+++ Data section
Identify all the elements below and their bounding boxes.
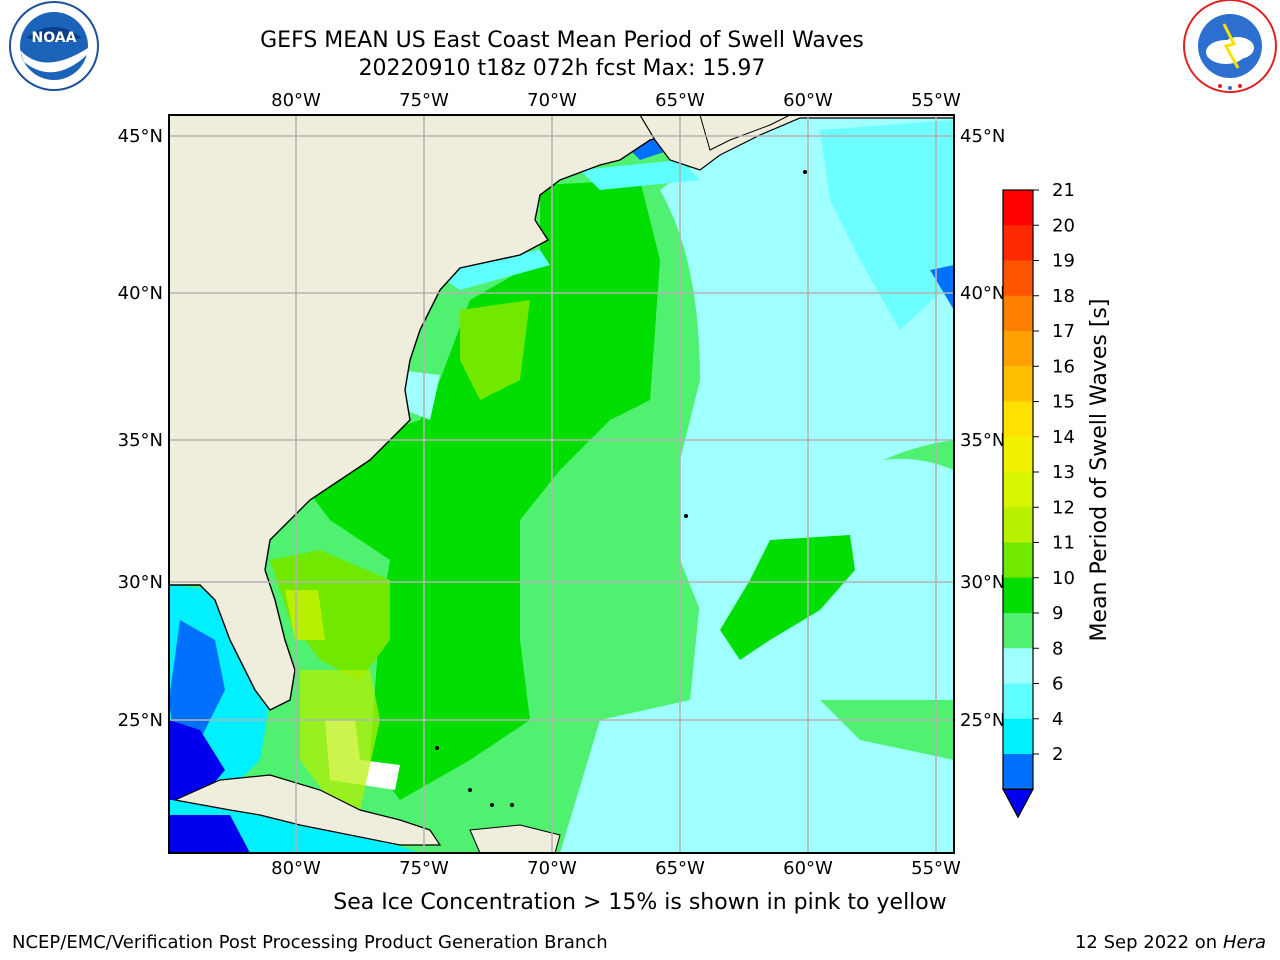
lat-labels-left: 45°N 40°N 35°N 30°N 25°N [118,126,163,731]
lon-label: 80°W [271,858,321,879]
map-frame [168,114,955,854]
colorbar-swatch [1003,542,1033,579]
colorbar-tick-label: 20 [1052,215,1075,236]
svg-text:NOAA: NOAA [32,30,77,46]
colorbar-tick-label: 6 [1052,674,1063,695]
colorbar-swatch [1003,718,1033,755]
colorbar-swatch [1003,472,1033,508]
colorbar-swatch [1003,331,1033,367]
colorbar-swatch [1003,613,1033,649]
national-weather-service-logo [1183,0,1277,93]
lat-label: 30°N [118,572,163,593]
lat-label: 45°N [118,126,163,147]
lon-label: 65°W [655,858,705,879]
colorbar-tick-label: 17 [1052,321,1075,342]
noaa-logo: NOAA [9,1,99,91]
colorbar-tick-label: 14 [1052,427,1075,448]
lat-label: 45°N [960,126,1005,147]
colorbar: 21 20 19 18 17 16 15 14 13 12 11 10 9 8 6 4 2 [1001,180,1075,819]
colorbar-frame [1002,189,1034,790]
lon-label: 70°W [527,858,577,879]
chart-subtitle: 20220910 t18z 072h fcst Max: 15.97 [358,56,766,81]
colorbar-swatch [1003,648,1033,684]
colorbar-tick-label: 10 [1052,568,1075,589]
lon-label: 75°W [399,858,449,879]
lat-label: 35°N [118,430,163,451]
colorbar-swatch [1003,260,1033,297]
host-name: Hera [1222,932,1266,953]
land-masses [169,115,954,853]
colorbar-tick-label: 4 [1052,709,1063,730]
colorbar-tick-label: 2 [1052,744,1063,765]
lat-label: 25°N [960,710,1005,731]
colorbar-tick-label: 13 [1052,462,1075,483]
lat-label: 35°N [960,430,1005,451]
colorbar-tick-label: 15 [1052,392,1075,413]
producer-credit: NCEP/EMC/Verification Post Processing Pr… [12,932,608,953]
generation-stamp: 12 Sep 2022 on Hera [1075,932,1266,953]
colorbar-swatch [1003,507,1033,543]
lon-label: 60°W [783,858,833,879]
lat-label: 30°N [960,572,1005,593]
lon-labels-top: 80°W 75°W 70°W 65°W 60°W 55°W [271,90,961,111]
colorbar-tick-label: 21 [1052,180,1075,201]
colorbar-tick-label: 9 [1052,603,1063,624]
sea-ice-note: Sea Ice Concentration > 15% is shown in … [333,890,947,915]
swell-period-field [169,115,954,853]
lon-labels-bottom: 80°W 75°W 70°W 65°W 60°W 55°W [271,858,961,879]
colorbar-swatch [1003,190,1033,226]
colorbar-tick-label: 18 [1052,286,1075,307]
lat-label: 25°N [118,710,163,731]
lon-label: 60°W [783,90,833,111]
lon-label: 55°W [911,90,961,111]
colorbar-under-arrow [1001,788,1035,819]
colorbar-swatch [1003,366,1033,402]
colorbar-tick-label: 19 [1052,251,1075,272]
colorbar-tick-label: 16 [1052,356,1075,377]
lat-labels-right: 45°N 40°N 35°N 30°N 25°N [960,126,1005,731]
colorbar-tick-label: 12 [1052,497,1075,518]
colorbar-swatch [1003,683,1033,720]
colorbar-tick-label: 11 [1052,533,1075,554]
colorbar-swatch [1003,401,1033,438]
lat-label: 40°N [118,283,163,304]
lon-label: 55°W [911,858,961,879]
colorbar-swatch [1003,577,1033,614]
chart-title: GEFS MEAN US East Coast Mean Period of S… [260,28,864,53]
lon-label: 75°W [399,90,449,111]
colorbar-swatch [1003,436,1033,473]
colorbar-label: Mean Period of Swell Waves [s] [1087,299,1112,642]
colorbar-swatch [1003,295,1033,332]
graticule [169,115,954,853]
lon-label: 80°W [271,90,321,111]
generation-date: 12 Sep 2022 on [1074,932,1218,953]
lon-label: 65°W [655,90,705,111]
colorbar-swatch [1003,754,1033,790]
lat-label: 40°N [960,283,1005,304]
colorbar-swatch [1003,225,1033,261]
lon-label: 70°W [527,90,577,111]
colorbar-tick-label: 8 [1052,638,1063,659]
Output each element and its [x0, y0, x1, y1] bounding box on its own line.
++++++
- _What to do_: Update the entries above by changing every "colorbar-swatch" to "legend-swatch", keeping everything else the same. Leave the pictures out of your answer.

- _Written solution_:
Identify all the elements below and their bounding boxes.
lat-labels-left: 45°N 40°N 35°N 30°N 25°N [118,126,163,731]
lon-label: 80°W [271,858,321,879]
map-frame [168,114,955,854]
legend-swatch [1003,542,1033,579]
colorbar-tick-label: 20 [1052,215,1075,236]
svg-text:NOAA: NOAA [32,30,77,46]
colorbar-tick-label: 6 [1052,674,1063,695]
legend-swatch [1003,718,1033,755]
legend-swatch [1003,472,1033,508]
legend-swatch [1003,331,1033,367]
legend-swatch [1003,613,1033,649]
national-weather-service-logo [1183,0,1277,93]
lat-label: 30°N [118,572,163,593]
lat-label: 45°N [118,126,163,147]
lon-label: 65°W [655,858,705,879]
colorbar-tick-label: 17 [1052,321,1075,342]
noaa-logo: NOAA [9,1,99,91]
colorbar-tick-label: 14 [1052,427,1075,448]
lat-label: 45°N [960,126,1005,147]
colorbar: 21 20 19 18 17 16 15 14 13 12 11 10 9 8 6 4 2 [1001,180,1075,819]
colorbar-frame [1002,189,1034,790]
lon-label: 70°W [527,858,577,879]
chart-subtitle: 20220910 t18z 072h fcst Max: 15.97 [358,56,766,81]
legend-swatch [1003,648,1033,684]
colorbar-tick-label: 10 [1052,568,1075,589]
lon-label: 75°W [399,858,449,879]
lat-label: 35°N [118,430,163,451]
legend-swatch [1003,260,1033,297]
host-name: Hera [1222,932,1266,953]
land-masses [169,115,954,853]
colorbar-tick-label: 4 [1052,709,1063,730]
colorbar-tick-label: 2 [1052,744,1063,765]
lat-label: 25°N [960,710,1005,731]
colorbar-tick-label: 13 [1052,462,1075,483]
lat-label: 35°N [960,430,1005,451]
colorbar-tick-label: 15 [1052,392,1075,413]
producer-credit: NCEP/EMC/Verification Post Processing Pr… [12,932,608,953]
generation-stamp: 12 Sep 2022 on Hera [1075,932,1266,953]
legend-swatch [1003,507,1033,543]
lon-label: 60°W [783,858,833,879]
lat-label: 30°N [960,572,1005,593]
lon-labels-top: 80°W 75°W 70°W 65°W 60°W 55°W [271,90,961,111]
colorbar-tick-label: 21 [1052,180,1075,201]
colorbar-tick-label: 9 [1052,603,1063,624]
sea-ice-note: Sea Ice Concentration > 15% is shown in … [333,890,947,915]
swell-period-field [169,115,954,853]
lon-labels-bottom: 80°W 75°W 70°W 65°W 60°W 55°W [271,858,961,879]
legend-swatch [1003,190,1033,226]
colorbar-tick-label: 18 [1052,286,1075,307]
lat-label: 25°N [118,710,163,731]
lon-label: 60°W [783,90,833,111]
lon-label: 55°W [911,90,961,111]
colorbar-under-arrow [1001,788,1035,819]
legend-swatch [1003,366,1033,402]
colorbar-tick-label: 19 [1052,251,1075,272]
colorbar-tick-label: 16 [1052,356,1075,377]
lat-labels-right: 45°N 40°N 35°N 30°N 25°N [960,126,1005,731]
colorbar-tick-label: 12 [1052,497,1075,518]
legend-swatch [1003,683,1033,720]
colorbar-tick-label: 11 [1052,533,1075,554]
legend-swatch [1003,401,1033,438]
lat-label: 40°N [118,283,163,304]
lon-label: 55°W [911,858,961,879]
legend-swatch [1003,577,1033,614]
chart-title: GEFS MEAN US East Coast Mean Period of S… [260,28,864,53]
lon-label: 75°W [399,90,449,111]
legend-swatch [1003,436,1033,473]
colorbar-label: Mean Period of Swell Waves [s] [1087,299,1112,642]
legend-swatch [1003,295,1033,332]
graticule [169,115,954,853]
lon-label: 80°W [271,90,321,111]
generation-date: 12 Sep 2022 on [1074,932,1218,953]
lon-label: 65°W [655,90,705,111]
legend-swatch [1003,754,1033,790]
lat-label: 40°N [960,283,1005,304]
legend-swatch [1003,225,1033,261]
lon-label: 70°W [527,90,577,111]
colorbar-tick-label: 8 [1052,638,1063,659]
Output each element and its [x0, y0, x1, y1] bounding box on its own line.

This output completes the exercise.